Task instructions >> From the listing below, pick out each line with the word "JSON".

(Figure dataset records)
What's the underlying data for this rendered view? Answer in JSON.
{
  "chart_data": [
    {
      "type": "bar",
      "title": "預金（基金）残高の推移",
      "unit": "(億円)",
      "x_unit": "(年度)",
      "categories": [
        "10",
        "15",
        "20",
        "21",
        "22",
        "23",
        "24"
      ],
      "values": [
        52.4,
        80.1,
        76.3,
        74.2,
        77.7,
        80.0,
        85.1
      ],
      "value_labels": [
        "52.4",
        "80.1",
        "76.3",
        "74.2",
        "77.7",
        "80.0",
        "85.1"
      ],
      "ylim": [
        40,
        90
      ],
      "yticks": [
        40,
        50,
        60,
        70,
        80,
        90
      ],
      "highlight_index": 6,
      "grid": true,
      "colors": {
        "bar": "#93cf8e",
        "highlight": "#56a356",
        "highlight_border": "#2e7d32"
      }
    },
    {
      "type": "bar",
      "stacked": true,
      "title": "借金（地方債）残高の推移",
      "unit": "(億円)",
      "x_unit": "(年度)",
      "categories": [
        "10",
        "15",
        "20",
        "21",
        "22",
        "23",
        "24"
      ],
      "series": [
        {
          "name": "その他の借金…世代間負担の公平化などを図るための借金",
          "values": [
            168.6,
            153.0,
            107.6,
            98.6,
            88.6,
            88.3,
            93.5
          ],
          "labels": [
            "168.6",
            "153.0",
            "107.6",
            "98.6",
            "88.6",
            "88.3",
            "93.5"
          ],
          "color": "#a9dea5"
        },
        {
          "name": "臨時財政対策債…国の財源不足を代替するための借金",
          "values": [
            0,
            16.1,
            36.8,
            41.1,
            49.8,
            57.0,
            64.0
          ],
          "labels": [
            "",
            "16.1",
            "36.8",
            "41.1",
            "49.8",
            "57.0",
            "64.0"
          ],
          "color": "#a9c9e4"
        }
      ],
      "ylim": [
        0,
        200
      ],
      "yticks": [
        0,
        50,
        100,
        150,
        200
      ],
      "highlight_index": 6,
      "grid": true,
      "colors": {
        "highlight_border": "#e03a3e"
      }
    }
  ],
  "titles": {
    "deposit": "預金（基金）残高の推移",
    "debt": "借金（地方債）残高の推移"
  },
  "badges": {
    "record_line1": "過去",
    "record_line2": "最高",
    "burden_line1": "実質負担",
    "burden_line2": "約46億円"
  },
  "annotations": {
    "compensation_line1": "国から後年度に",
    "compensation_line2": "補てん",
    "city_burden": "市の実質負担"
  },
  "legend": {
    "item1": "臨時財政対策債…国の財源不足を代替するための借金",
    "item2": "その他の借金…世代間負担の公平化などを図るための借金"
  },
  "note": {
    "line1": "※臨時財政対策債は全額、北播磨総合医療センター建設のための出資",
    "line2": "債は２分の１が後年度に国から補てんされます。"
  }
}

--

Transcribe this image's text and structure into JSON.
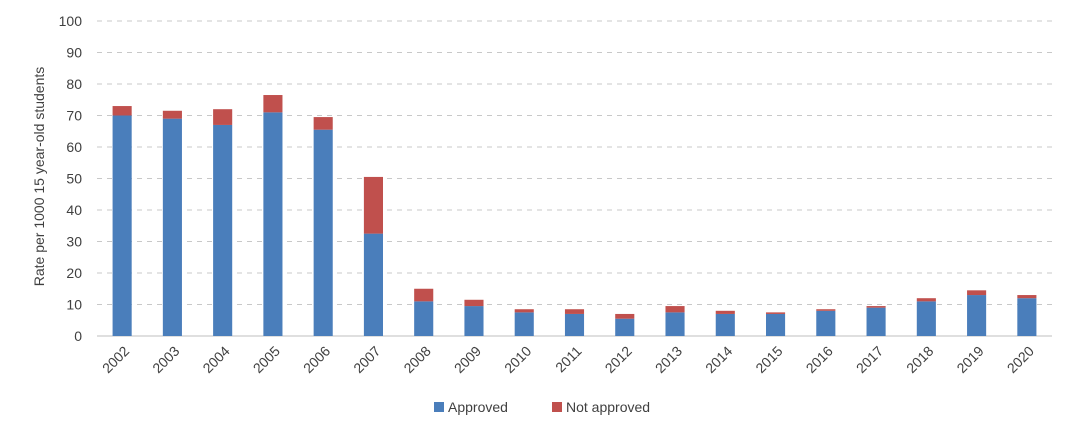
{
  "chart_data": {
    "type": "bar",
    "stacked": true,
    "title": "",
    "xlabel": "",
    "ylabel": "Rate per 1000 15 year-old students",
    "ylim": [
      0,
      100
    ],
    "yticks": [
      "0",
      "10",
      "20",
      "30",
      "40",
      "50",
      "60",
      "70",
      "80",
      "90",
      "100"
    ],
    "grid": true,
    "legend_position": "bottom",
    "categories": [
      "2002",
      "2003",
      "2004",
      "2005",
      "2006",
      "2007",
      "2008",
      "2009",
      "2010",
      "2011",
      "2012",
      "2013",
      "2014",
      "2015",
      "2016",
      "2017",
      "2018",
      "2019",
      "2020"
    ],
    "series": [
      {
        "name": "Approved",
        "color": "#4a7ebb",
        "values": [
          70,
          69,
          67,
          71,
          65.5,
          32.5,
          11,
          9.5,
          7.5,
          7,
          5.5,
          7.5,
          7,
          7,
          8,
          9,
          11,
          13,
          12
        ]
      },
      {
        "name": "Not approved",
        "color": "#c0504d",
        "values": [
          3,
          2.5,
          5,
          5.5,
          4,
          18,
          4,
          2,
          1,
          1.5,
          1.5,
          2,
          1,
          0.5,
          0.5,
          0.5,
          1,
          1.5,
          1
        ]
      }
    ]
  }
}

Correct answer >>
What's the underlying data for this rendered view? Answer in JSON.
Transcribe this image's text and structure into JSON.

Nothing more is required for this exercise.